====== Data to use ======
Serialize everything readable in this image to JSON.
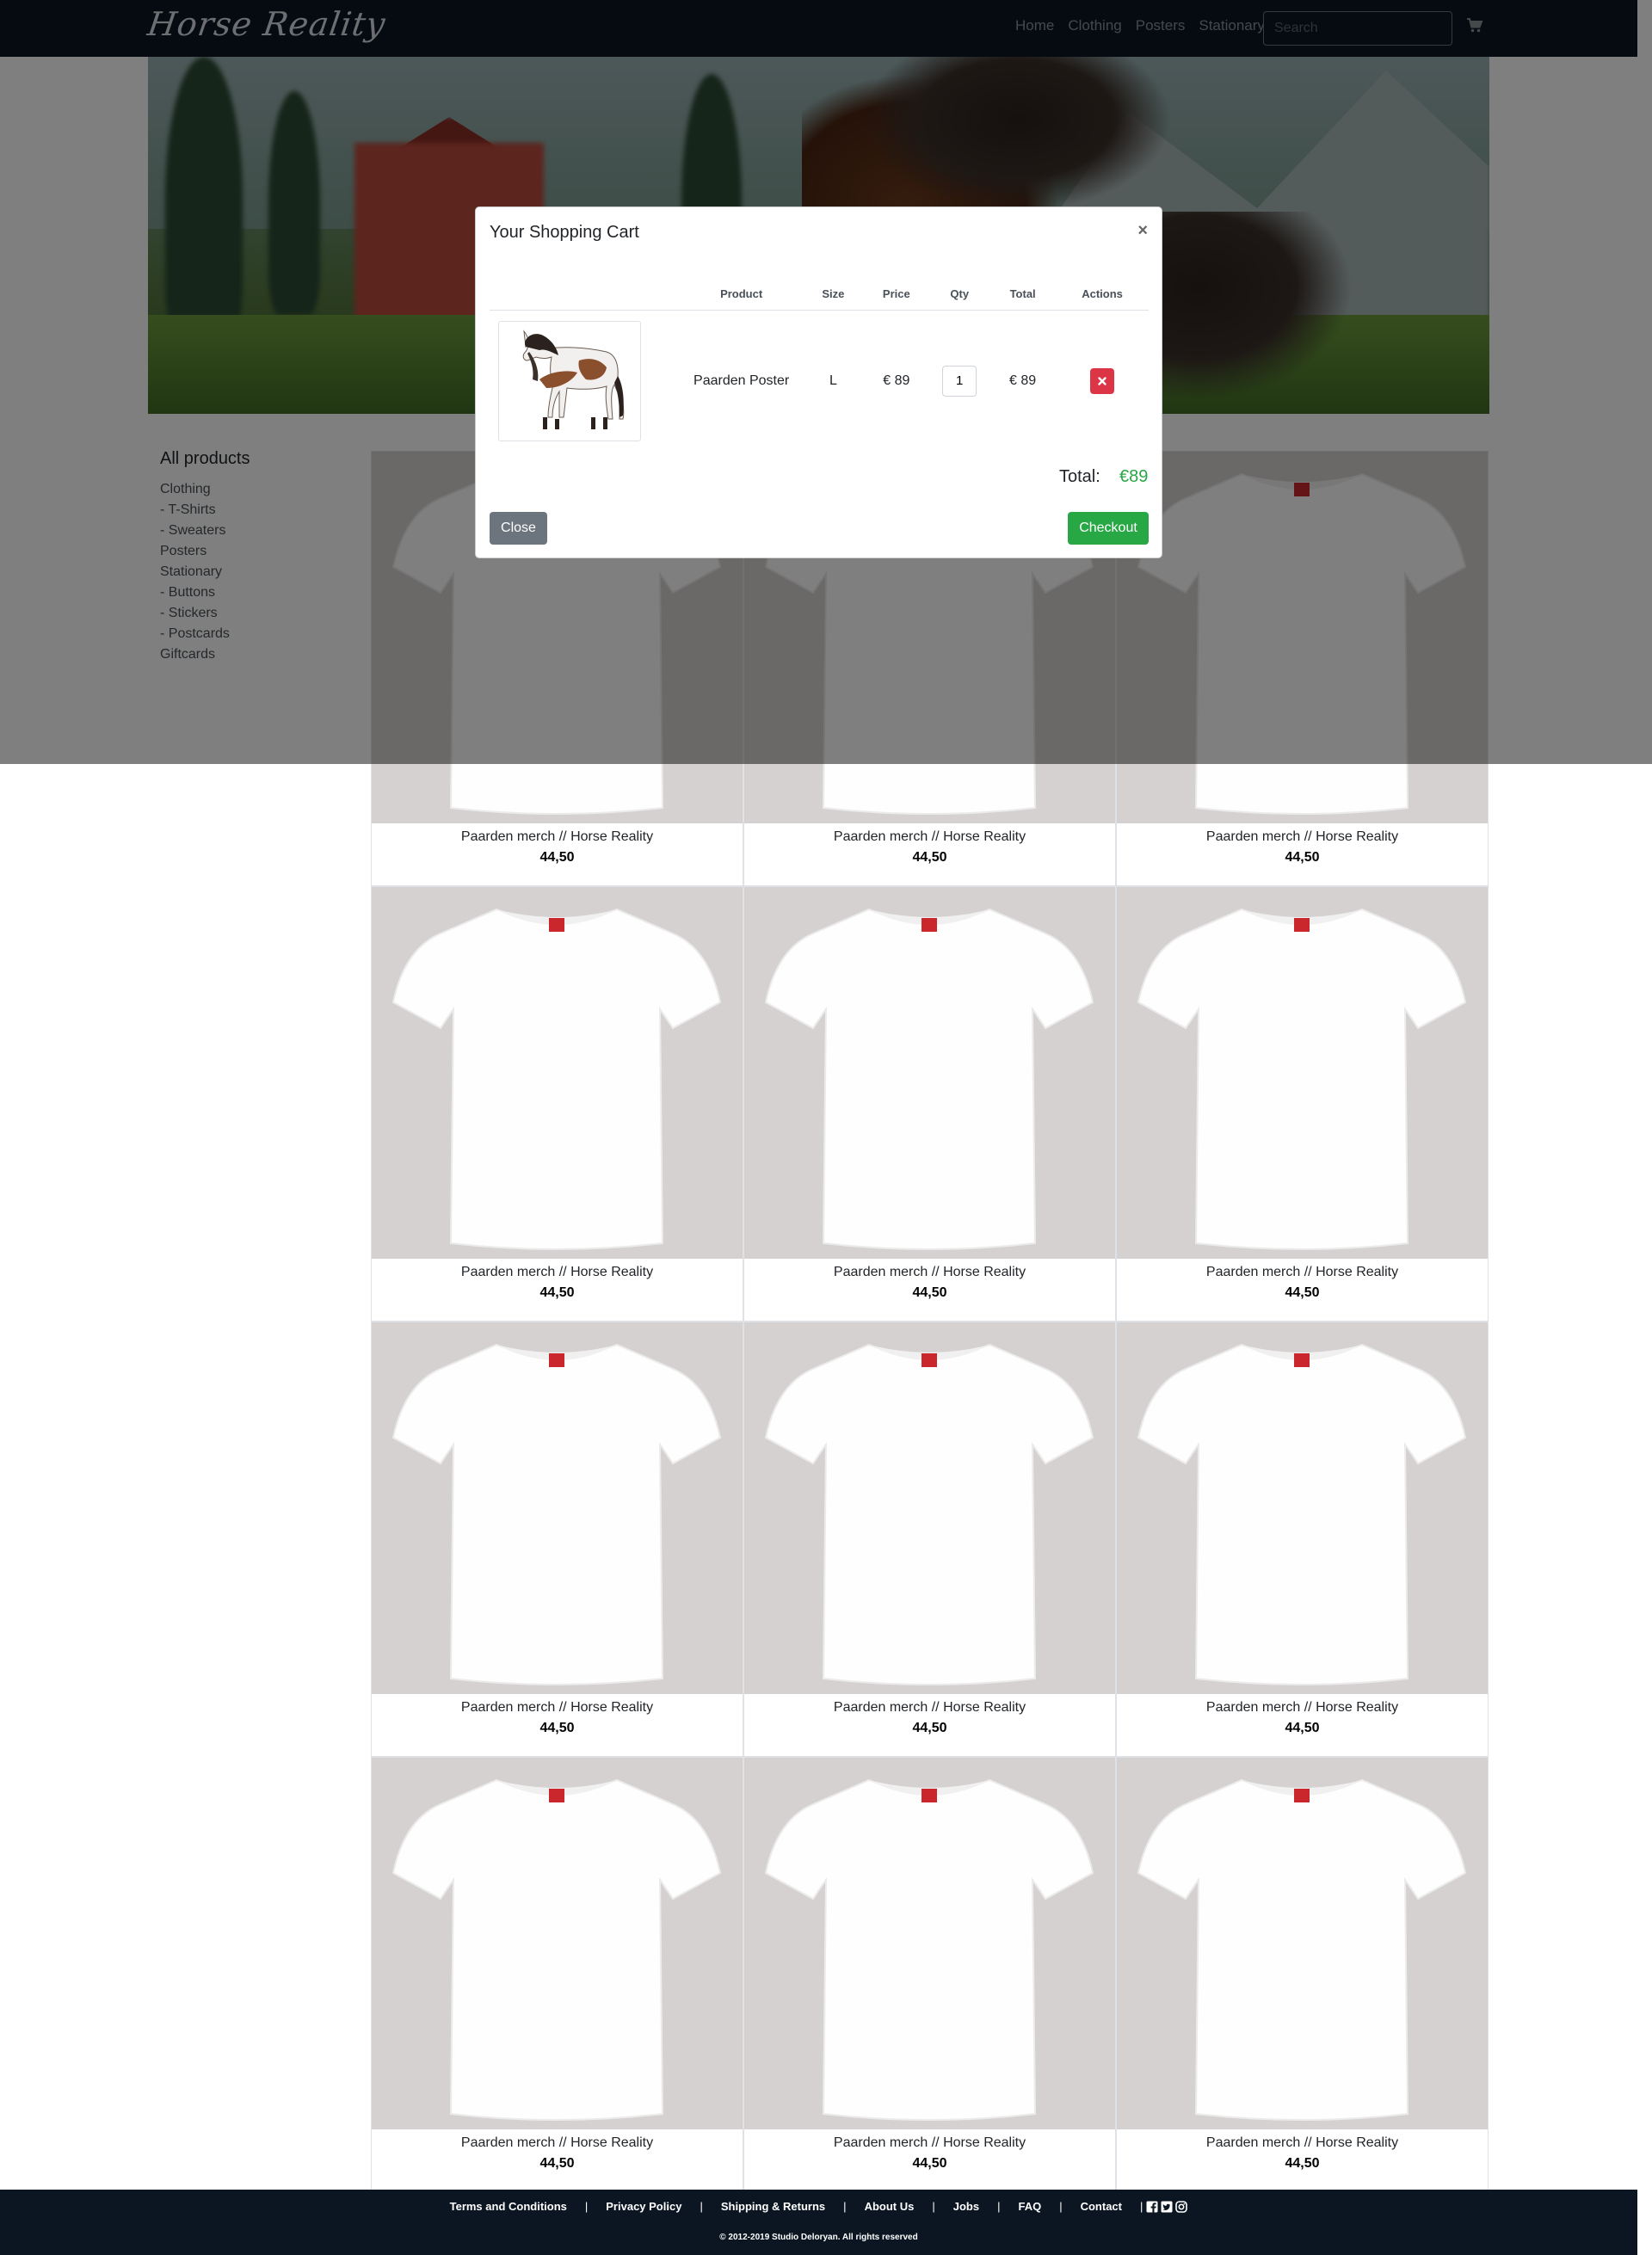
{
  "header": {
    "logo": "Horse Reality",
    "nav": [
      "Home",
      "Clothing",
      "Posters",
      "Stationary"
    ],
    "search_placeholder": "Search",
    "cart_icon": "shopping-cart-icon"
  },
  "sidebar": {
    "title": "All products",
    "items": [
      "Clothing",
      "- T-Shirts",
      "- Sweaters",
      "Posters",
      "Stationary",
      "- Buttons",
      "- Stickers",
      "- Postcards",
      "Giftcards"
    ]
  },
  "products": [
    {
      "name": "Paarden merch // Horse Reality",
      "price": "44,50"
    },
    {
      "name": "Paarden merch // Horse Reality",
      "price": "44,50"
    },
    {
      "name": "Paarden merch // Horse Reality",
      "price": "44,50"
    },
    {
      "name": "Paarden merch // Horse Reality",
      "price": "44,50"
    },
    {
      "name": "Paarden merch // Horse Reality",
      "price": "44,50"
    },
    {
      "name": "Paarden merch // Horse Reality",
      "price": "44,50"
    },
    {
      "name": "Paarden merch // Horse Reality",
      "price": "44,50"
    },
    {
      "name": "Paarden merch // Horse Reality",
      "price": "44,50"
    },
    {
      "name": "Paarden merch // Horse Reality",
      "price": "44,50"
    },
    {
      "name": "Paarden merch // Horse Reality",
      "price": "44,50"
    },
    {
      "name": "Paarden merch // Horse Reality",
      "price": "44,50"
    },
    {
      "name": "Paarden merch // Horse Reality",
      "price": "44,50"
    }
  ],
  "cart_modal": {
    "title": "Your Shopping Cart",
    "close_symbol": "×",
    "columns": [
      "",
      "Product",
      "Size",
      "Price",
      "Qty",
      "Total",
      "Actions"
    ],
    "item": {
      "product": "Paarden Poster",
      "size": "L",
      "price": "€ 89",
      "qty": "1",
      "total": "€ 89"
    },
    "total_label": "Total:",
    "total_value": "€89",
    "close_button": "Close",
    "checkout_button": "Checkout"
  },
  "footer": {
    "links": [
      "Terms and Conditions",
      "Privacy Policy",
      "Shipping & Returns",
      "About Us",
      "Jobs",
      "FAQ",
      "Contact"
    ],
    "social": [
      "facebook-icon",
      "twitter-icon",
      "instagram-icon"
    ],
    "copyright": "© 2012-2019 Studio Deloryan. All rights reserved"
  },
  "colors": {
    "navbar": "#0b1622",
    "accent_green": "#28a745",
    "danger": "#dc3545",
    "secondary": "#6c757d"
  }
}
======
* Problem description
Without the pictures, restate all of the entries above verbatim.

* Output for this exercise
Serialize everything readable in this image to JSON.
{
  "header": {
    "logo": "Horse Reality",
    "nav": [
      "Home",
      "Clothing",
      "Posters",
      "Stationary"
    ],
    "search_placeholder": "Search",
    "cart_icon": "shopping-cart-icon"
  },
  "sidebar": {
    "title": "All products",
    "items": [
      "Clothing",
      "- T-Shirts",
      "- Sweaters",
      "Posters",
      "Stationary",
      "- Buttons",
      "- Stickers",
      "- Postcards",
      "Giftcards"
    ]
  },
  "products": [
    {
      "name": "Paarden merch // Horse Reality",
      "price": "44,50"
    },
    {
      "name": "Paarden merch // Horse Reality",
      "price": "44,50"
    },
    {
      "name": "Paarden merch // Horse Reality",
      "price": "44,50"
    },
    {
      "name": "Paarden merch // Horse Reality",
      "price": "44,50"
    },
    {
      "name": "Paarden merch // Horse Reality",
      "price": "44,50"
    },
    {
      "name": "Paarden merch // Horse Reality",
      "price": "44,50"
    },
    {
      "name": "Paarden merch // Horse Reality",
      "price": "44,50"
    },
    {
      "name": "Paarden merch // Horse Reality",
      "price": "44,50"
    },
    {
      "name": "Paarden merch // Horse Reality",
      "price": "44,50"
    },
    {
      "name": "Paarden merch // Horse Reality",
      "price": "44,50"
    },
    {
      "name": "Paarden merch // Horse Reality",
      "price": "44,50"
    },
    {
      "name": "Paarden merch // Horse Reality",
      "price": "44,50"
    }
  ],
  "cart_modal": {
    "title": "Your Shopping Cart",
    "close_symbol": "×",
    "columns": [
      "",
      "Product",
      "Size",
      "Price",
      "Qty",
      "Total",
      "Actions"
    ],
    "item": {
      "product": "Paarden Poster",
      "size": "L",
      "price": "€ 89",
      "qty": "1",
      "total": "€ 89"
    },
    "total_label": "Total:",
    "total_value": "€89",
    "close_button": "Close",
    "checkout_button": "Checkout"
  },
  "footer": {
    "links": [
      "Terms and Conditions",
      "Privacy Policy",
      "Shipping & Returns",
      "About Us",
      "Jobs",
      "FAQ",
      "Contact"
    ],
    "social": [
      "facebook-icon",
      "twitter-icon",
      "instagram-icon"
    ],
    "copyright": "© 2012-2019 Studio Deloryan. All rights reserved"
  },
  "colors": {
    "navbar": "#0b1622",
    "accent_green": "#28a745",
    "danger": "#dc3545",
    "secondary": "#6c757d"
  }
}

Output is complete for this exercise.